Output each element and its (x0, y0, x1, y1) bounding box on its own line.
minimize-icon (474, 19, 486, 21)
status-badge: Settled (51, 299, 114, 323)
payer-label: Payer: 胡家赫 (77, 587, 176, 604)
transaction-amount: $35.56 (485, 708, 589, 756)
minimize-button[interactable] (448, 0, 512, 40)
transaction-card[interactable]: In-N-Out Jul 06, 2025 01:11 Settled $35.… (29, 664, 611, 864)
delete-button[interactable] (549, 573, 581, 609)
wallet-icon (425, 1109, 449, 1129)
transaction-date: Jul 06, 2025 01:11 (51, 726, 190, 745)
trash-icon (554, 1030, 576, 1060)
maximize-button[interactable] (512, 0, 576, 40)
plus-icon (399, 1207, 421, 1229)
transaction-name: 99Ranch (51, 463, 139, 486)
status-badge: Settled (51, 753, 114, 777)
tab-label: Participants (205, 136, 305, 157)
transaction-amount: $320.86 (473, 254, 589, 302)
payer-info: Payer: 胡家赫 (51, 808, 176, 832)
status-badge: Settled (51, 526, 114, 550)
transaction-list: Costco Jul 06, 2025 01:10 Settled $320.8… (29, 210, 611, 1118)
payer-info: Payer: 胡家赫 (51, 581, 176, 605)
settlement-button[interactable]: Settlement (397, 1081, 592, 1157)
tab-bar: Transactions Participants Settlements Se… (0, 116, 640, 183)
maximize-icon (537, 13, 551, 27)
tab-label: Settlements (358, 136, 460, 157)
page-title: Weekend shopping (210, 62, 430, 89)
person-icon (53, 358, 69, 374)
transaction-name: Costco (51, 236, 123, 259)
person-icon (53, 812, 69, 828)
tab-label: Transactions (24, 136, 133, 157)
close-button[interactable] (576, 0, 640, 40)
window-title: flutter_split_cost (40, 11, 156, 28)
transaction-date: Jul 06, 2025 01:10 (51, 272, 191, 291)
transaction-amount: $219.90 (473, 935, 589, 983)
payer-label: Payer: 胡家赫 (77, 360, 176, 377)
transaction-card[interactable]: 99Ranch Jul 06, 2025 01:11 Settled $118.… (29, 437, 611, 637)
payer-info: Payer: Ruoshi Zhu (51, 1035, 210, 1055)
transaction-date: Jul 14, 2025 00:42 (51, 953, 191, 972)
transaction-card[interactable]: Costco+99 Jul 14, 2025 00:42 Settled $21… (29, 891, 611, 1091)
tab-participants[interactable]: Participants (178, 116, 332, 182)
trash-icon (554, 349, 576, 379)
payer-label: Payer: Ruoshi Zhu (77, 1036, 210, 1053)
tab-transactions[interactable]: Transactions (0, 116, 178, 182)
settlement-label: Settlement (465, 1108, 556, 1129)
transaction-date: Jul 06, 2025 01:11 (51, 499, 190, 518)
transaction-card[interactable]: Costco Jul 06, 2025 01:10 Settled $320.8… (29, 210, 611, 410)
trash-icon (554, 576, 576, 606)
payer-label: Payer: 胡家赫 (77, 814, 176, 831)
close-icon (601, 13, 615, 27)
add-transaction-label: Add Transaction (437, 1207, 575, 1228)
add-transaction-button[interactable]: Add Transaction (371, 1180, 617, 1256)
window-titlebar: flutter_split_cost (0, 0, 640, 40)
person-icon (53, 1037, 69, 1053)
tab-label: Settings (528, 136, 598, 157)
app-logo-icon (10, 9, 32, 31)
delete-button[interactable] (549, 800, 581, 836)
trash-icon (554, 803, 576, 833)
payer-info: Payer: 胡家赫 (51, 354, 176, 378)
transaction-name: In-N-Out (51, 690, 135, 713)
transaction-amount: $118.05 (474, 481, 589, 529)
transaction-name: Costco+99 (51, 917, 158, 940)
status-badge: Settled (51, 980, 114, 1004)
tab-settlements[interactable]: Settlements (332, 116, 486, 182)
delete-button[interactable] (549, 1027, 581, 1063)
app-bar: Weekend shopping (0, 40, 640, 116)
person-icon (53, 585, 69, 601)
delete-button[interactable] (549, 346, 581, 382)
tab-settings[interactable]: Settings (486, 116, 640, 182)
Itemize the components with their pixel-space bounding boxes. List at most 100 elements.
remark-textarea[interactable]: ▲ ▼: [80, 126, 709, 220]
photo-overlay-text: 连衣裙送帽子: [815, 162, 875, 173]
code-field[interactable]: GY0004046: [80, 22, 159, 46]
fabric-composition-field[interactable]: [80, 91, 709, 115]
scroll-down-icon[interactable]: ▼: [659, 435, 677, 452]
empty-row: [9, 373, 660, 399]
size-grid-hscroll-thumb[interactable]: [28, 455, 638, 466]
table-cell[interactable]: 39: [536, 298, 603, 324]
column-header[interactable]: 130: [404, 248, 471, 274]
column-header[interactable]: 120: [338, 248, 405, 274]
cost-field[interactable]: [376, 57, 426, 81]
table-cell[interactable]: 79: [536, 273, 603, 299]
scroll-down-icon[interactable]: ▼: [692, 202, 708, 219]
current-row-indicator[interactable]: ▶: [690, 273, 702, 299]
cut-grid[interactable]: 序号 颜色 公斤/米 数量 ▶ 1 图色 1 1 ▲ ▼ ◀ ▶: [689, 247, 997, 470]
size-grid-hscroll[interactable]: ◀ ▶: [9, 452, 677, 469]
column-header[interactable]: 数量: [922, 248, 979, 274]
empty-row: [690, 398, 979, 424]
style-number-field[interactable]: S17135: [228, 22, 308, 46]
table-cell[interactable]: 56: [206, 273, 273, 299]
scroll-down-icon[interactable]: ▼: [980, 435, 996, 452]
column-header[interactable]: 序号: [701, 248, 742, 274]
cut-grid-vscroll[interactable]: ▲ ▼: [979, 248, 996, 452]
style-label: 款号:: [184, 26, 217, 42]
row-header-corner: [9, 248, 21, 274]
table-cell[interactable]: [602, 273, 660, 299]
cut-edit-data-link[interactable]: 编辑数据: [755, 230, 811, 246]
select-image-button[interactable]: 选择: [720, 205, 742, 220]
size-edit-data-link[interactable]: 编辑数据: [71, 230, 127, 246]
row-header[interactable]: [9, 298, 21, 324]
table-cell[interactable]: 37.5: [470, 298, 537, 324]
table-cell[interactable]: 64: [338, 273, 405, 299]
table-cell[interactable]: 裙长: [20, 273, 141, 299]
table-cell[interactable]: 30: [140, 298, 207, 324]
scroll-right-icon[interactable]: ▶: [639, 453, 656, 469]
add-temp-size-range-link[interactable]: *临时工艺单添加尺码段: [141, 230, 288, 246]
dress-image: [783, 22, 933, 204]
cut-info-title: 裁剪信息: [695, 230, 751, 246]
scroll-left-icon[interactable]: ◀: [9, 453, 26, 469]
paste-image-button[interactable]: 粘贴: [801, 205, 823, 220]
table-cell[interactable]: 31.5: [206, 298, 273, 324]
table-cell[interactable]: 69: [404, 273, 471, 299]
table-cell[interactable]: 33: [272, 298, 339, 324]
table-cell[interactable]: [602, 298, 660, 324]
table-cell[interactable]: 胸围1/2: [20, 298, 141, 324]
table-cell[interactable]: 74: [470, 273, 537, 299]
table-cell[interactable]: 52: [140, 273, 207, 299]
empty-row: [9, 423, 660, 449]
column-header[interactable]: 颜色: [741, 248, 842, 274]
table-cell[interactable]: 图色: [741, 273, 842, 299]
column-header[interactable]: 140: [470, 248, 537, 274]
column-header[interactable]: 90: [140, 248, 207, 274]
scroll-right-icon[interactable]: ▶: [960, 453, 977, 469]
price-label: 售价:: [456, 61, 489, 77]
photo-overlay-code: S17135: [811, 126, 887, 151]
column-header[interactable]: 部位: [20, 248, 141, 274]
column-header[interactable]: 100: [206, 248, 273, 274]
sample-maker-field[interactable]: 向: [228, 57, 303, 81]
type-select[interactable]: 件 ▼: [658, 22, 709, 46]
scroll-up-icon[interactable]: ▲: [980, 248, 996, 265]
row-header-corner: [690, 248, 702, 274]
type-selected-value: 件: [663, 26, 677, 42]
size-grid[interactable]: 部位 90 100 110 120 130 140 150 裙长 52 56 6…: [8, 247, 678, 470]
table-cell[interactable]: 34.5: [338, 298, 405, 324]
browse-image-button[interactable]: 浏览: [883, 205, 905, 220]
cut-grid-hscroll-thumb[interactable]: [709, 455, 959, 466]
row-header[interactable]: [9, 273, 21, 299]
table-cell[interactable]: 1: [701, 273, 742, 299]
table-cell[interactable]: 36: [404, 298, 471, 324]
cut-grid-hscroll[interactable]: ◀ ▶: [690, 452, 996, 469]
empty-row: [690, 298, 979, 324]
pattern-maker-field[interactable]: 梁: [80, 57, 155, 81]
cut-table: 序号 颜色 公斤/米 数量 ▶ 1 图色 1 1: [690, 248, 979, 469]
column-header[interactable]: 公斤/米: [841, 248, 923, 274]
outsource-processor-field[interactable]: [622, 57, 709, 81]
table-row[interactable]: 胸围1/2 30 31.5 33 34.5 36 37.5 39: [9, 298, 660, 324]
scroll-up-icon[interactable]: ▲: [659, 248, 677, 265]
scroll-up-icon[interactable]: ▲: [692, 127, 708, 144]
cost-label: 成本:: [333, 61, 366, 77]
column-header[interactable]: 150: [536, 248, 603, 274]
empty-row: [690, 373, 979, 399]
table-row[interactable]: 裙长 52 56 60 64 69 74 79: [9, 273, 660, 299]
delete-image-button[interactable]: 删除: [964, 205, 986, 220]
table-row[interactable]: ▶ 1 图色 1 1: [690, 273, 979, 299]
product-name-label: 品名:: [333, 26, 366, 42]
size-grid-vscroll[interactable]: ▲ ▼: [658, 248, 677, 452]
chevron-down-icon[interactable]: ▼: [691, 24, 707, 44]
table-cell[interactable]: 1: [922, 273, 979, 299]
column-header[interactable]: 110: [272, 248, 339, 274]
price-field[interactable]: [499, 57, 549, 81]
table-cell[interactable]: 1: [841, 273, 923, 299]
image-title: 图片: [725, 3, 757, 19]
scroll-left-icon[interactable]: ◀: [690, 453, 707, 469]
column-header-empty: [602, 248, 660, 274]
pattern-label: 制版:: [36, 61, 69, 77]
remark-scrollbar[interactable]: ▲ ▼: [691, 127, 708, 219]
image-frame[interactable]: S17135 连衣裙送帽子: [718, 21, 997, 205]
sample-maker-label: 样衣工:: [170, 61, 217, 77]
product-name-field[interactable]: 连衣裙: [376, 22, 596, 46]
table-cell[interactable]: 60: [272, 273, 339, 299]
____________
- WORK INSTRUCTIONS: Rewrite the data from its first line through the line containing "transaction-amount: $320.86 (473, 254, 589, 302)", replacing "Settled" with "Pending" and leaving everything else as it is. Give only those lines.

- THE REPLY:
Output each element and its (x0, y0, x1, y1) bounding box on its own line.
minimize-icon (474, 19, 486, 21)
status-badge: Pending (51, 299, 114, 323)
payer-label: Payer: 胡家赫 (77, 587, 176, 604)
transaction-amount: $35.56 (485, 708, 589, 756)
minimize-button[interactable] (448, 0, 512, 40)
transaction-card[interactable]: In-N-Out Jul 06, 2025 01:11 Pending $35.… (29, 664, 611, 864)
delete-button[interactable] (549, 573, 581, 609)
wallet-icon (425, 1109, 449, 1129)
transaction-date: Jul 06, 2025 01:11 (51, 726, 190, 745)
trash-icon (554, 1030, 576, 1060)
maximize-button[interactable] (512, 0, 576, 40)
plus-icon (399, 1207, 421, 1229)
transaction-name: 99Ranch (51, 463, 139, 486)
status-badge: Pending (51, 753, 114, 777)
tab-label: Participants (205, 136, 305, 157)
transaction-amount: $320.86 (473, 254, 589, 302)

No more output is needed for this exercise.